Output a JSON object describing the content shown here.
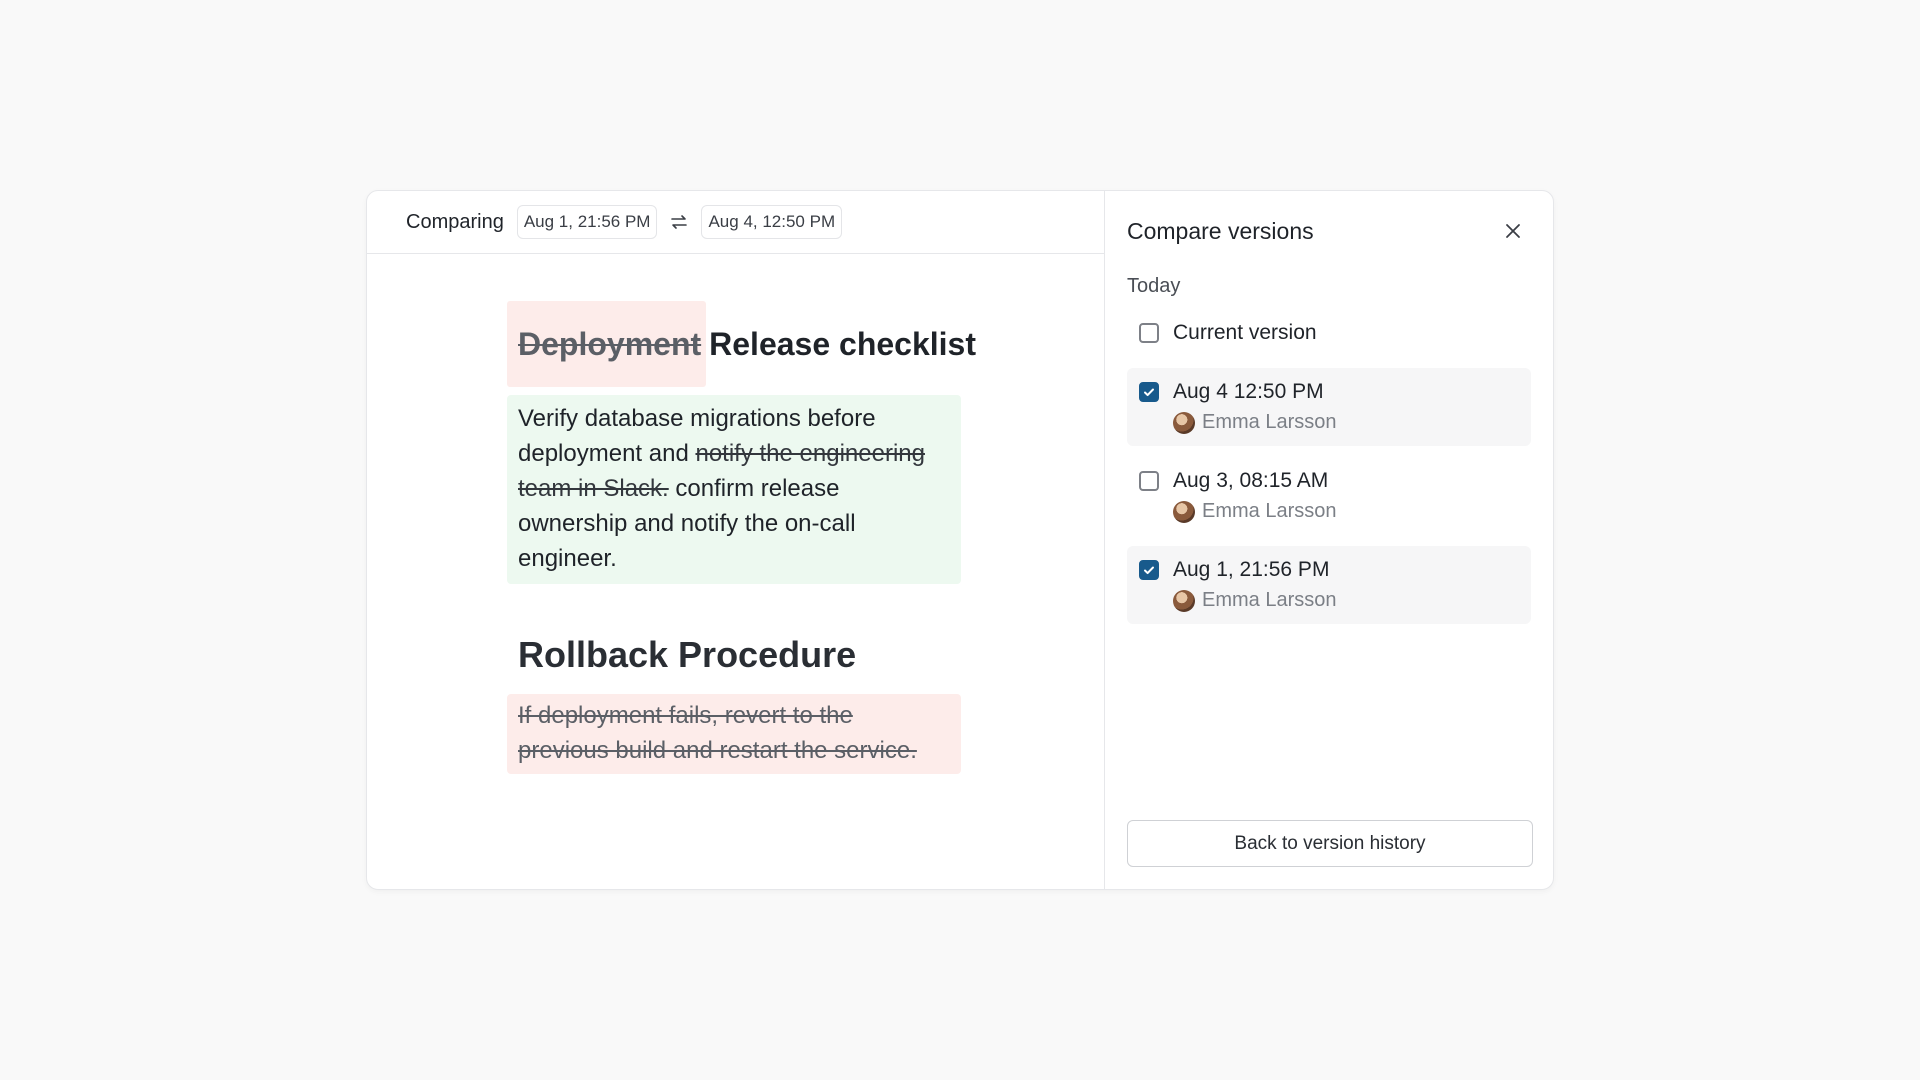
{
  "compare_bar": {
    "label": "Comparing",
    "from_date": "Aug 1, 21:56 PM",
    "to_date": "Aug 4, 12:50 PM",
    "swap_icon": "swap-arrows-icon"
  },
  "document": {
    "title_deleted": "Deployment",
    "title_inserted": "Release checklist",
    "para1_before": "Verify database migrations before deployment and ",
    "para1_deleted": "notify the engineering team in Slack.",
    "para1_after": " confirm release ownership and notify the on-call engineer.",
    "heading2": "Rollback Procedure",
    "para2_deleted": "If deployment fails, revert to the previous build and restart the service."
  },
  "side_panel": {
    "title": "Compare versions",
    "close_icon": "close-icon",
    "group_label": "Today",
    "current_version_label": "Current version",
    "versions": [
      {
        "label": "Aug 4 12:50 PM",
        "author": "Emma Larsson",
        "checked": true
      },
      {
        "label": "Aug 3, 08:15 AM",
        "author": "Emma Larsson",
        "checked": false
      },
      {
        "label": "Aug 1, 21:56 PM",
        "author": "Emma Larsson",
        "checked": true
      }
    ],
    "back_button": "Back to version history"
  },
  "colors": {
    "insert_bg": "#edf9f0",
    "delete_bg": "#fdecea",
    "checkbox_accent": "#185a8c"
  }
}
***
> [Short exercise] Exactly as written, return every line of the listing, but not the pictures.

> [Written response]
Output a JSON object describing the content shown here.
{
  "compare_bar": {
    "label": "Comparing",
    "from_date": "Aug 1, 21:56 PM",
    "to_date": "Aug 4, 12:50 PM",
    "swap_icon": "swap-arrows-icon"
  },
  "document": {
    "title_deleted": "Deployment",
    "title_inserted": "Release checklist",
    "para1_before": "Verify database migrations before deployment and ",
    "para1_deleted": "notify the engineering team in Slack.",
    "para1_after": " confirm release ownership and notify the on-call engineer.",
    "heading2": "Rollback Procedure",
    "para2_deleted": "If deployment fails, revert to the previous build and restart the service."
  },
  "side_panel": {
    "title": "Compare versions",
    "close_icon": "close-icon",
    "group_label": "Today",
    "current_version_label": "Current version",
    "versions": [
      {
        "label": "Aug 4 12:50 PM",
        "author": "Emma Larsson",
        "checked": true
      },
      {
        "label": "Aug 3, 08:15 AM",
        "author": "Emma Larsson",
        "checked": false
      },
      {
        "label": "Aug 1, 21:56 PM",
        "author": "Emma Larsson",
        "checked": true
      }
    ],
    "back_button": "Back to version history"
  },
  "colors": {
    "insert_bg": "#edf9f0",
    "delete_bg": "#fdecea",
    "checkbox_accent": "#185a8c"
  }
}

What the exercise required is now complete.